Data entries:
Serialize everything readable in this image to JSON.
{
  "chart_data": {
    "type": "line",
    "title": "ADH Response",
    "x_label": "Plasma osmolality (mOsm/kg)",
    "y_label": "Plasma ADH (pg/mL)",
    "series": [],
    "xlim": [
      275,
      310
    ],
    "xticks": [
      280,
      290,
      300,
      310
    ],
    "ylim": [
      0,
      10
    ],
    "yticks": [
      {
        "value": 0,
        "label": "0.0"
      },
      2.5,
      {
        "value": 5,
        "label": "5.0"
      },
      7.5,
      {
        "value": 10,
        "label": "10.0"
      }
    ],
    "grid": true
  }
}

Short task:
Return the material exactly as it stands.

Written response:
Serialize everything readable in this image to JSON.
{
  "chart_data": {
    "type": "line",
    "title": "ADH Response",
    "x_label": "Plasma osmolality (mOsm/kg)",
    "y_label": "Plasma ADH (pg/mL)",
    "series": [],
    "xlim": [
      275,
      310
    ],
    "xticks": [
      280,
      290,
      300,
      310
    ],
    "ylim": [
      0,
      10
    ],
    "yticks": [
      {
        "value": 0,
        "label": "0.0"
      },
      2.5,
      {
        "value": 5,
        "label": "5.0"
      },
      7.5,
      {
        "value": 10,
        "label": "10.0"
      }
    ],
    "grid": true
  }
}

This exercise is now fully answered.